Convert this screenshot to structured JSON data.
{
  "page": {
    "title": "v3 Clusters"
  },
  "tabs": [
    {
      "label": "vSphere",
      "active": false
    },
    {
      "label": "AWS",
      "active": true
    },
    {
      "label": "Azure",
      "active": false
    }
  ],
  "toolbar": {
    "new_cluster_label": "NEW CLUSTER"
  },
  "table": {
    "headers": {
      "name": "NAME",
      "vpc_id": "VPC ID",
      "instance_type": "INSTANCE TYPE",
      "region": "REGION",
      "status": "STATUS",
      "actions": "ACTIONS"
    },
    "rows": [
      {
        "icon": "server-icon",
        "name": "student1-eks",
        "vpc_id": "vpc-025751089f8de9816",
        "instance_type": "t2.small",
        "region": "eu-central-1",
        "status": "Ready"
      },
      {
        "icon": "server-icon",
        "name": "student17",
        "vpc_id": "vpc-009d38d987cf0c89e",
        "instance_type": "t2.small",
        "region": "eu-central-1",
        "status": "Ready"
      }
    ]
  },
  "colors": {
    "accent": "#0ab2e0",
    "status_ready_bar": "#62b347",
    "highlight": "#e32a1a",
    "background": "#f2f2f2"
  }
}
● ● ● ● ●
→ **TASK STATEMENT**: Your task is to retype all of the records exactly.

→ **TASK ANSWER**:
Convert this screenshot to structured JSON data.
{
  "page": {
    "title": "v3 Clusters"
  },
  "tabs": [
    {
      "label": "vSphere",
      "active": false
    },
    {
      "label": "AWS",
      "active": true
    },
    {
      "label": "Azure",
      "active": false
    }
  ],
  "toolbar": {
    "new_cluster_label": "NEW CLUSTER"
  },
  "table": {
    "headers": {
      "name": "NAME",
      "vpc_id": "VPC ID",
      "instance_type": "INSTANCE TYPE",
      "region": "REGION",
      "status": "STATUS",
      "actions": "ACTIONS"
    },
    "rows": [
      {
        "icon": "server-icon",
        "name": "student1-eks",
        "vpc_id": "vpc-025751089f8de9816",
        "instance_type": "t2.small",
        "region": "eu-central-1",
        "status": "Ready"
      },
      {
        "icon": "server-icon",
        "name": "student17",
        "vpc_id": "vpc-009d38d987cf0c89e",
        "instance_type": "t2.small",
        "region": "eu-central-1",
        "status": "Ready"
      }
    ]
  },
  "colors": {
    "accent": "#0ab2e0",
    "status_ready_bar": "#62b347",
    "highlight": "#e32a1a",
    "background": "#f2f2f2"
  }
}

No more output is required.